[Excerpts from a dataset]
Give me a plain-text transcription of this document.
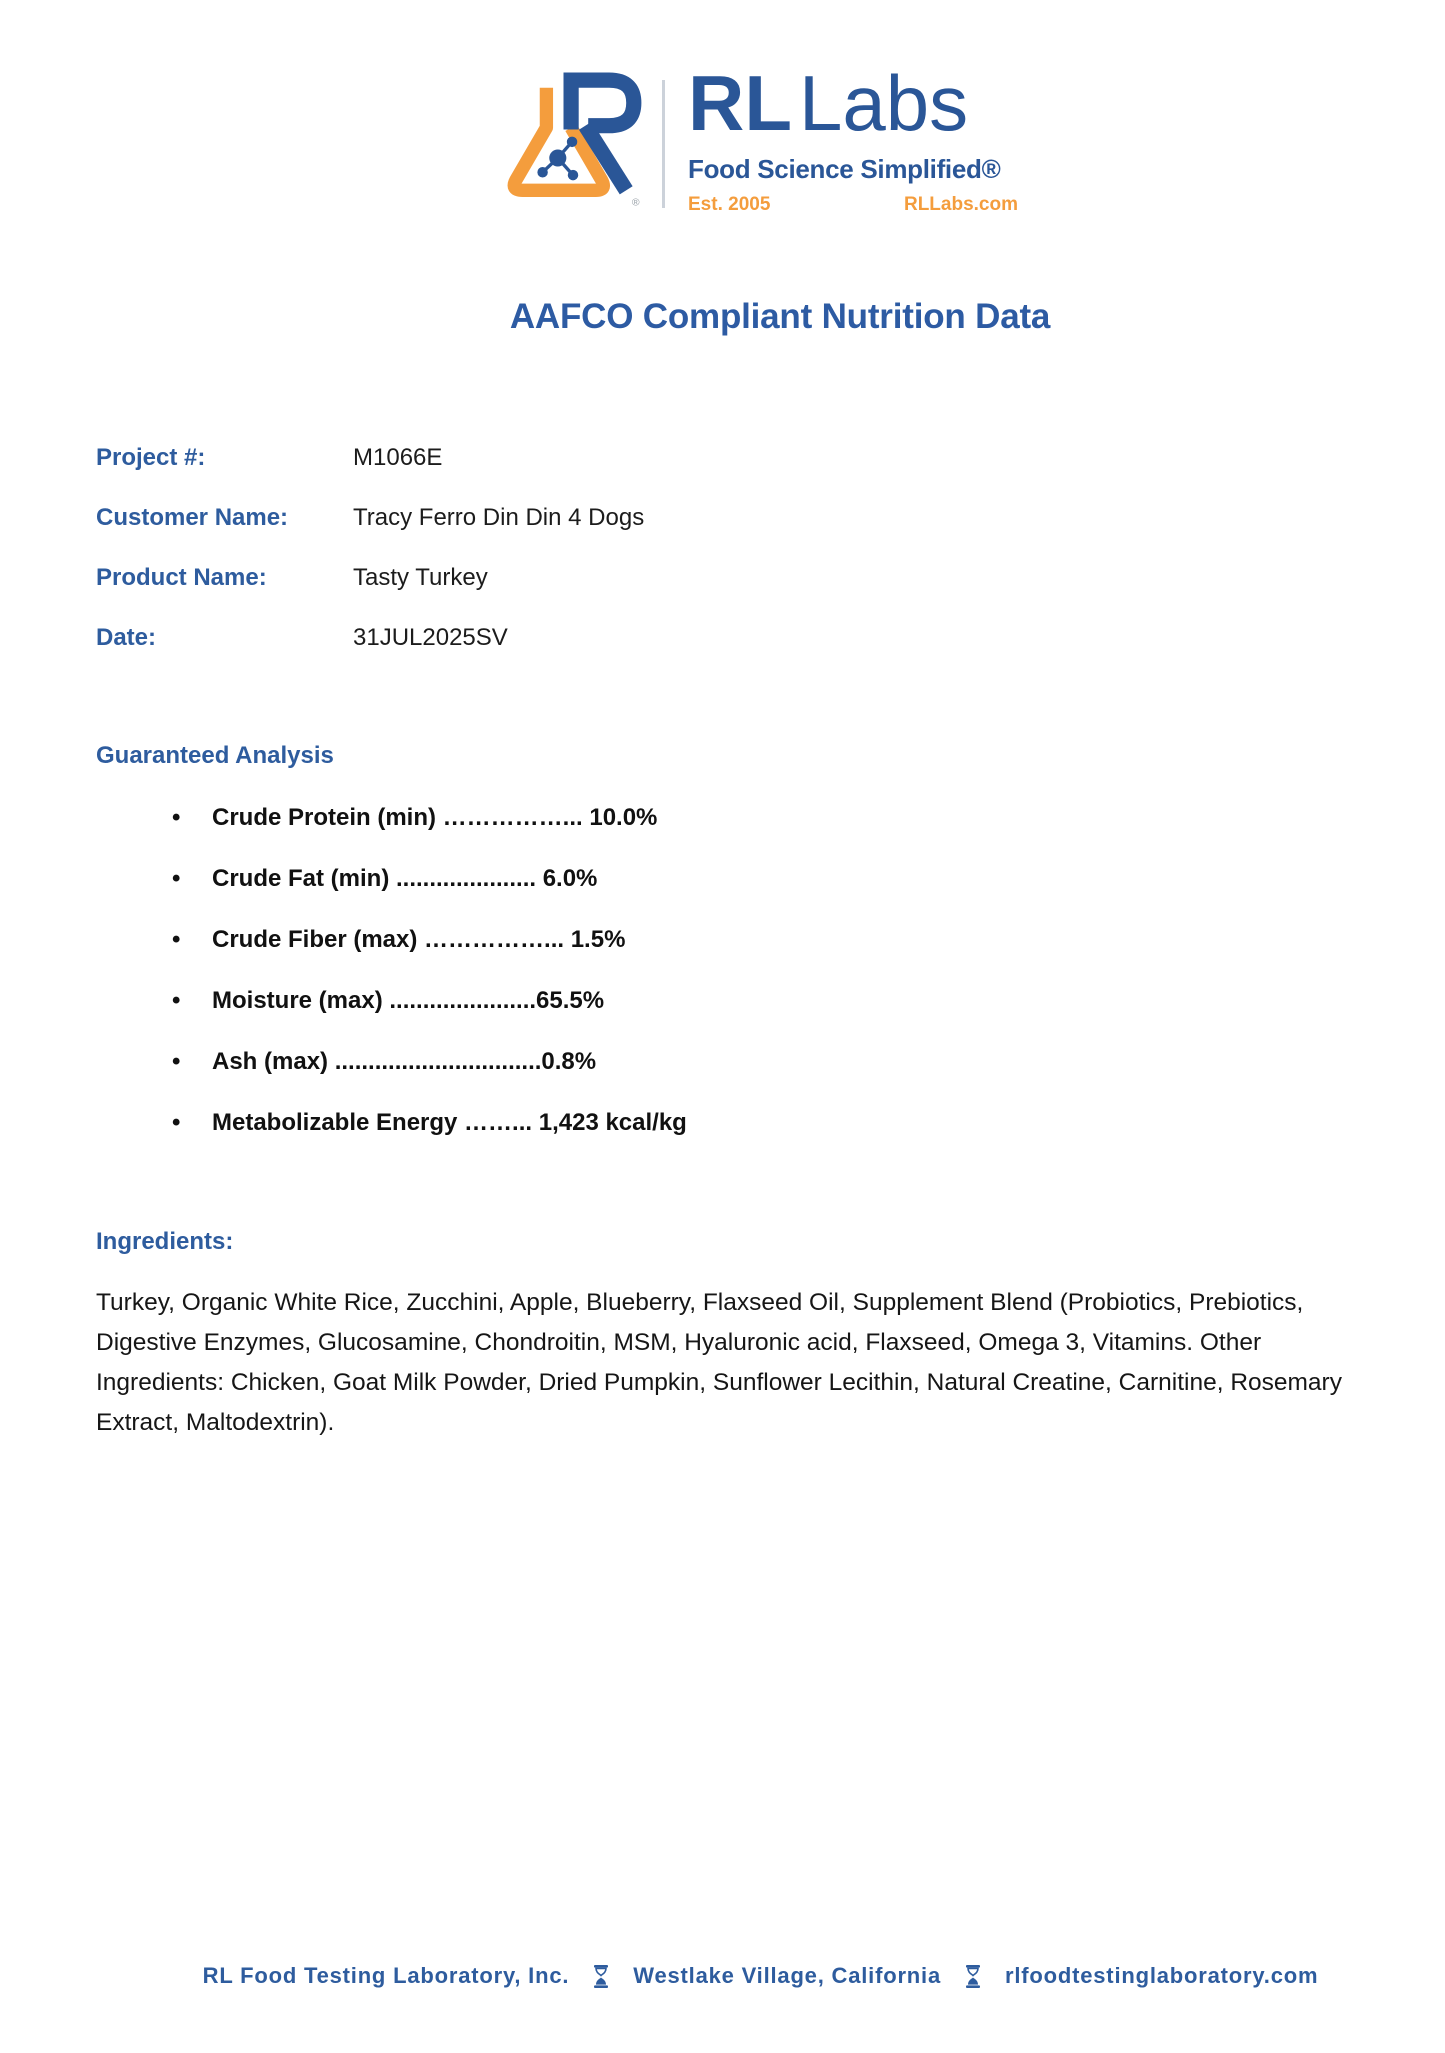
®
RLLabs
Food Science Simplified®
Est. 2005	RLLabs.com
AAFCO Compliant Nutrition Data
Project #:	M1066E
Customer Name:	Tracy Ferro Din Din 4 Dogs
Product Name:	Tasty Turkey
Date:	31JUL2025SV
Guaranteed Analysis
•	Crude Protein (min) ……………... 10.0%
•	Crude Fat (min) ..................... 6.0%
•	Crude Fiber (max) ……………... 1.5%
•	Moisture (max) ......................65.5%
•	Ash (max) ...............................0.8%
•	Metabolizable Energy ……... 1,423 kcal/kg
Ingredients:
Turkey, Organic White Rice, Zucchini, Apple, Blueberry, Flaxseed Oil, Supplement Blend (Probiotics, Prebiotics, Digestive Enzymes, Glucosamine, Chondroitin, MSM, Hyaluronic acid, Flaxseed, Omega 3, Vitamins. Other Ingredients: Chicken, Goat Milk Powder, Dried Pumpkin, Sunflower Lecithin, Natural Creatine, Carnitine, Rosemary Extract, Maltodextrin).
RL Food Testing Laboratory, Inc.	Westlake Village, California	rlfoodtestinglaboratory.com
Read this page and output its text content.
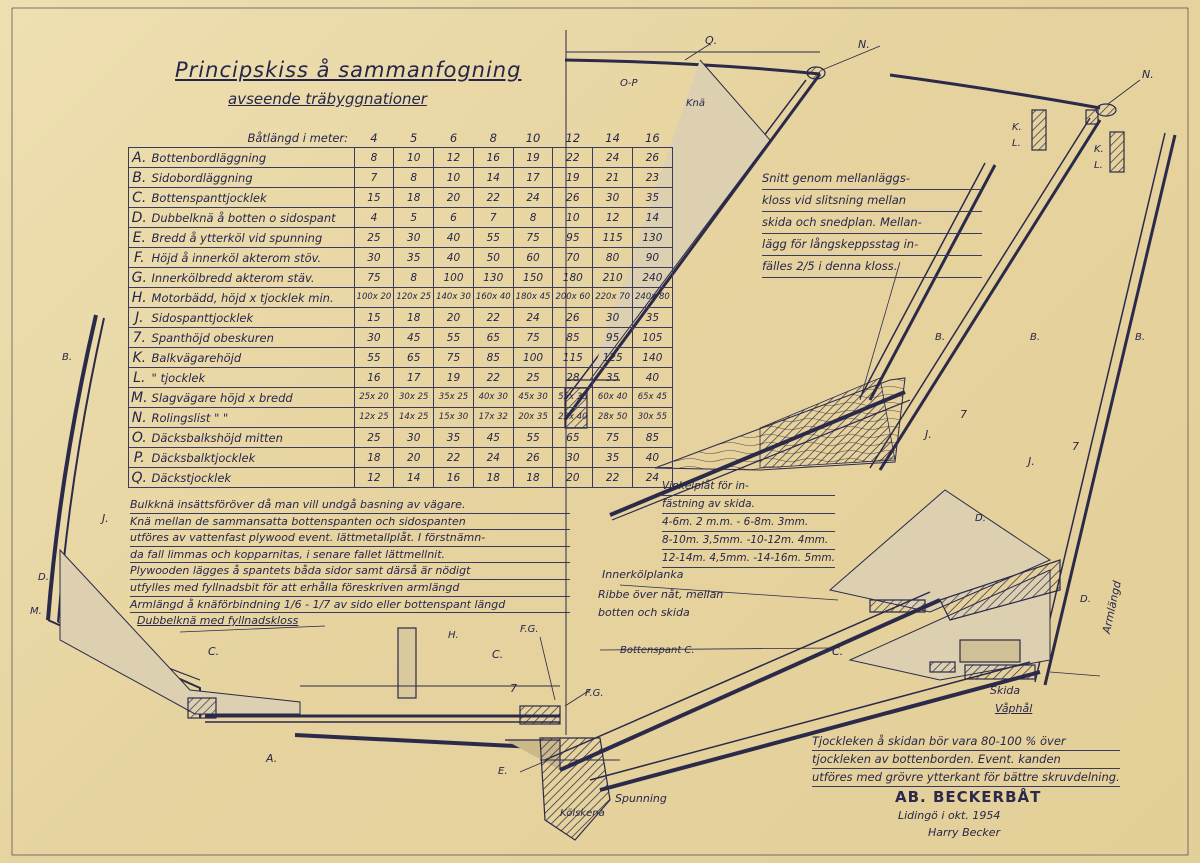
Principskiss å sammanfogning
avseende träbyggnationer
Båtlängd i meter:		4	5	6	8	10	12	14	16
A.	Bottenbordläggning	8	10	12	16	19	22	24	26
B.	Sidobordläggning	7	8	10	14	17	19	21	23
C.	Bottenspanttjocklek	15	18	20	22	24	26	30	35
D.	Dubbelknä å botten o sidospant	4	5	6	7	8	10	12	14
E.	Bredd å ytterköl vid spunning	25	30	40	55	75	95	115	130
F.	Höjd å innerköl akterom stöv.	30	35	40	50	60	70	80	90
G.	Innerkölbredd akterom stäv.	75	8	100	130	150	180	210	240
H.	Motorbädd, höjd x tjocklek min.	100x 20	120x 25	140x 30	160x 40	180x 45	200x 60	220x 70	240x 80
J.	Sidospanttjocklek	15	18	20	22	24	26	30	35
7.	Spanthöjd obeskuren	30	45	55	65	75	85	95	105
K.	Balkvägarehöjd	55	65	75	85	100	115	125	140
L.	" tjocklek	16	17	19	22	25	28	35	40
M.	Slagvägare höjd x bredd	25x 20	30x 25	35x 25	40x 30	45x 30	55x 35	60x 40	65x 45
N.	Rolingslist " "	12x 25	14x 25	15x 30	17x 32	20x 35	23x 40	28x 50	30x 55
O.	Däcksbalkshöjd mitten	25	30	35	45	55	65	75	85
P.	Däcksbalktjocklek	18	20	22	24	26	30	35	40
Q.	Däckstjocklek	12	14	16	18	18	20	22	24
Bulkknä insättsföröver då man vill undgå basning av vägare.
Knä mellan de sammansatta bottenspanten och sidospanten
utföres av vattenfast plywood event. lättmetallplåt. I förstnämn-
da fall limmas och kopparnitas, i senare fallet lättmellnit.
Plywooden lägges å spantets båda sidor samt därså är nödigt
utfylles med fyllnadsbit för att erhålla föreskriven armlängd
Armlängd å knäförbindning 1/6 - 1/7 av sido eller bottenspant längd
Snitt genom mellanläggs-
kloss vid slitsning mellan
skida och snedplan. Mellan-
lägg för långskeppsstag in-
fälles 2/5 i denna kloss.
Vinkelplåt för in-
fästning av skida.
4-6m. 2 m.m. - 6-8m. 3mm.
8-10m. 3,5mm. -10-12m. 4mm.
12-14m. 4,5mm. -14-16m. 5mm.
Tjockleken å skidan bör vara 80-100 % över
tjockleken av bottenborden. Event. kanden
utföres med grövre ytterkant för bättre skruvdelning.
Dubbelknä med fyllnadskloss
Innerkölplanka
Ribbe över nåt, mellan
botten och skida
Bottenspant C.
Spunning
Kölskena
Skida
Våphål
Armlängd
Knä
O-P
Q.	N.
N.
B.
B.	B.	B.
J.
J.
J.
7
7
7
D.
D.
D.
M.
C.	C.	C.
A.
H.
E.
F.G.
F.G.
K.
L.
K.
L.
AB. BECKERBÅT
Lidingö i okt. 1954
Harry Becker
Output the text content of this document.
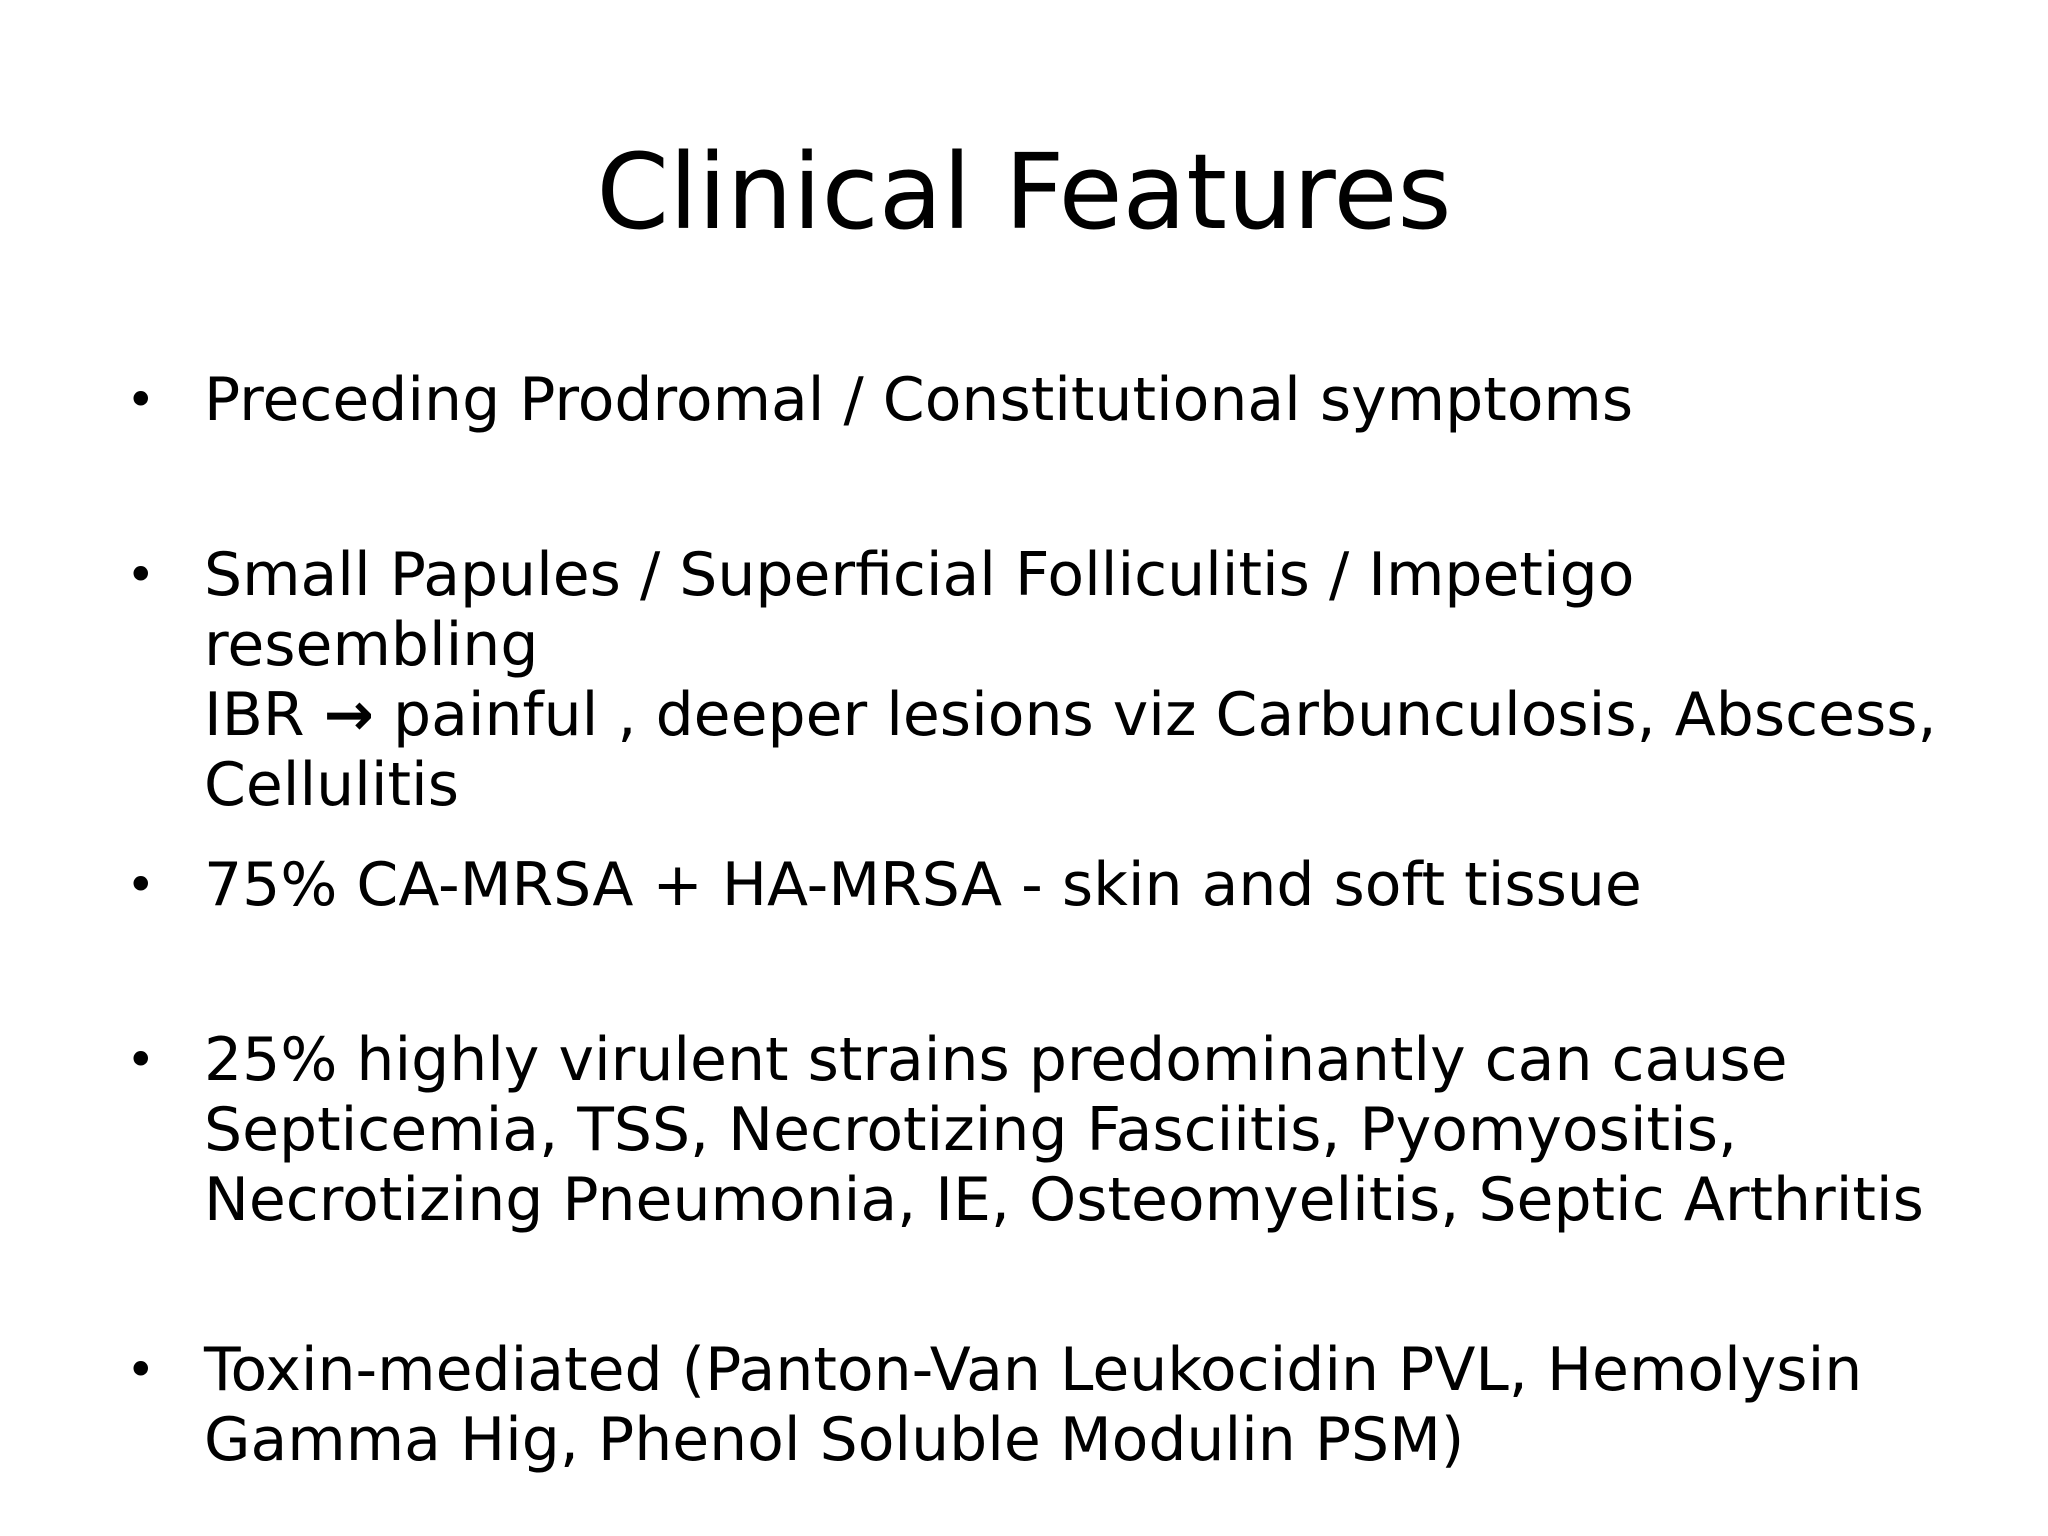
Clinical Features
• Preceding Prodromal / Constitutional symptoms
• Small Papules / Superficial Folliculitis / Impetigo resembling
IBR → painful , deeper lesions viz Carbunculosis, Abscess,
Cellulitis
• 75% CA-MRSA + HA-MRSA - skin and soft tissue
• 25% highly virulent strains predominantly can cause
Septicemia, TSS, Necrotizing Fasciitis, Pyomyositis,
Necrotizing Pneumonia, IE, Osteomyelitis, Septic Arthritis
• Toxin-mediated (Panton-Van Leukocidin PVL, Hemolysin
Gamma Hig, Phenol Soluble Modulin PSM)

- [Exercise aim] Report, from the entries above, each line where "Food" is found.

- [Solved exercise]
Food Science Simplified®
RL Food Testing Laboratory, Inc.	Westlake Village, California	rlfoodtestinglaboratory.com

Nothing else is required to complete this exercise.